# Start of Items

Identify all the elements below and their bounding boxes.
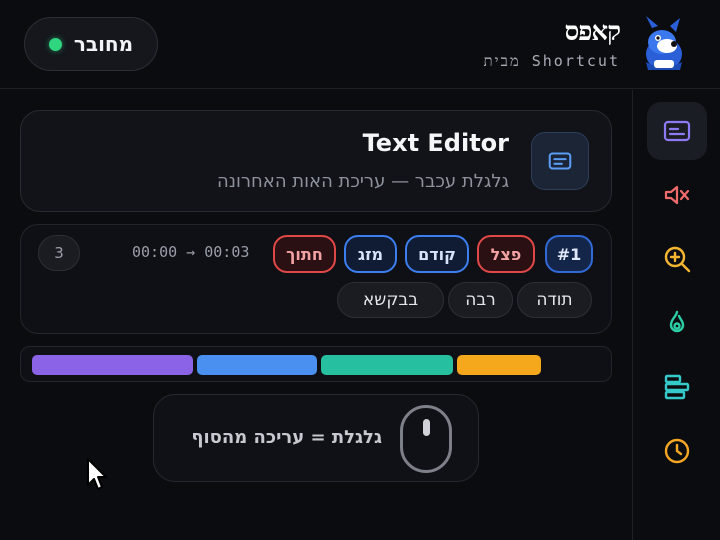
sidebar-item-effects[interactable]	[647, 294, 707, 352]
flame-icon	[669, 310, 685, 333]
brand-logo: קאפס	[484, 14, 621, 50]
clock-icon	[664, 438, 690, 464]
card-subtitle: גלגלת עכבר — עריכת האות האחרונה	[217, 171, 509, 192]
sidebar-item-mute[interactable]	[647, 166, 707, 224]
connection-status-button[interactable]: מחובר	[24, 17, 158, 71]
word-chip[interactable]: רבה	[448, 282, 513, 318]
word-chip[interactable]: בבקשא	[337, 282, 444, 318]
previous-button[interactable]: קודם	[405, 235, 469, 273]
timeline-segment[interactable]	[457, 355, 541, 375]
segment-index-badge[interactable]: #1	[545, 235, 593, 273]
scroll-hint-card: גלגלת = עריכה מהסוף	[153, 394, 479, 482]
captions-icon	[663, 120, 691, 142]
brand-subtitle: מבית Shortcut	[483, 52, 620, 70]
mouse-wheel	[423, 419, 430, 436]
timeline-segment[interactable]	[32, 355, 193, 375]
online-indicator-dot	[48, 37, 62, 51]
cut-button[interactable]: חתוך	[273, 235, 336, 273]
sidebar-item-captions[interactable]	[647, 102, 707, 160]
sidebar-item-layout[interactable]	[647, 358, 707, 416]
connection-status-label: מחובר	[73, 32, 134, 56]
tool-sidebar	[632, 90, 720, 540]
brand-name: קאפס	[564, 17, 621, 46]
word-count-badge: 3	[38, 235, 80, 271]
word-chip[interactable]: תודה	[517, 282, 592, 318]
scroll-hint-text: גלגלת = עריכה מהסוף	[191, 427, 382, 448]
segment-time-range: 00:00 → 00:03	[132, 243, 250, 261]
text-editor-card: Text Editor גלגלת עכבר — עריכת האות האחר…	[20, 110, 612, 212]
mouse-icon	[400, 405, 452, 473]
zoom-in-icon	[664, 246, 691, 273]
timeline-track[interactable]	[20, 346, 612, 382]
timeline-segment[interactable]	[321, 355, 453, 375]
brand: קאפס מבית Shortcut	[483, 14, 621, 71]
mascot-logo-icon	[646, 16, 682, 70]
sidebar-item-history[interactable]	[647, 422, 707, 480]
split-button[interactable]: פצל	[477, 235, 535, 273]
merge-button[interactable]: מזג	[344, 235, 397, 273]
mouse-pointer-icon	[87, 458, 107, 490]
mute-icon	[664, 185, 690, 205]
captions-icon	[548, 152, 572, 170]
timeline-segment[interactable]	[197, 355, 317, 375]
align-bars-icon	[664, 374, 690, 400]
sidebar-item-zoom[interactable]	[647, 230, 707, 288]
app-header: מחובר קאפס מבית Shortcut	[0, 0, 720, 89]
text-editor-icon-tile	[531, 132, 589, 190]
card-title: Text Editor	[362, 129, 509, 157]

# End of Items

→ Exercise instructions
Reproduce every line of the items above character for character, omitting the pictures.

→ The solution
Identify all the elements below and their bounding boxes.
sidebar-item-effects[interactable]	[647, 294, 707, 352]
flame-icon	[669, 310, 685, 333]
brand-logo: קאפס	[484, 14, 621, 50]
clock-icon	[664, 438, 690, 464]
card-subtitle: גלגלת עכבר — עריכת האות האחרונה	[217, 171, 509, 192]
sidebar-item-mute[interactable]	[647, 166, 707, 224]
connection-status-button[interactable]: מחובר	[24, 17, 158, 71]
word-chip[interactable]: רבה	[448, 282, 513, 318]
word-chip[interactable]: בבקשא	[337, 282, 444, 318]
previous-button[interactable]: קודם	[405, 235, 469, 273]
timeline-segment[interactable]	[457, 355, 541, 375]
segment-index-badge[interactable]: #1	[545, 235, 593, 273]
scroll-hint-card: גלגלת = עריכה מהסוף	[153, 394, 479, 482]
captions-icon	[663, 120, 691, 142]
brand-subtitle: מבית Shortcut	[483, 52, 620, 70]
mouse-wheel	[423, 419, 430, 436]
timeline-segment[interactable]	[32, 355, 193, 375]
online-indicator-dot	[48, 37, 62, 51]
cut-button[interactable]: חתוך	[273, 235, 336, 273]
sidebar-item-captions[interactable]	[647, 102, 707, 160]
sidebar-item-layout[interactable]	[647, 358, 707, 416]
connection-status-label: מחובר	[73, 32, 134, 56]
tool-sidebar	[632, 90, 720, 540]
brand-name: קאפס	[564, 17, 621, 46]
word-count-badge: 3	[38, 235, 80, 271]
word-chip[interactable]: תודה	[517, 282, 592, 318]
scroll-hint-text: גלגלת = עריכה מהסוף	[191, 427, 382, 448]
segment-time-range: 00:00 → 00:03	[132, 243, 250, 261]
text-editor-card: Text Editor גלגלת עכבר — עריכת האות האחר…	[20, 110, 612, 212]
mouse-icon	[400, 405, 452, 473]
zoom-in-icon	[664, 246, 691, 273]
timeline-track[interactable]	[20, 346, 612, 382]
timeline-segment[interactable]	[321, 355, 453, 375]
brand: קאפס מבית Shortcut	[483, 14, 621, 71]
mascot-logo-icon	[646, 16, 682, 70]
sidebar-item-history[interactable]	[647, 422, 707, 480]
split-button[interactable]: פצל	[477, 235, 535, 273]
merge-button[interactable]: מזג	[344, 235, 397, 273]
mouse-pointer-icon	[87, 458, 107, 490]
mute-icon	[664, 185, 690, 205]
captions-icon	[548, 152, 572, 170]
timeline-segment[interactable]	[197, 355, 317, 375]
align-bars-icon	[664, 374, 690, 400]
sidebar-item-zoom[interactable]	[647, 230, 707, 288]
app-header: מחובר קאפס מבית Shortcut	[0, 0, 720, 89]
text-editor-icon-tile	[531, 132, 589, 190]
card-title: Text Editor	[362, 129, 509, 157]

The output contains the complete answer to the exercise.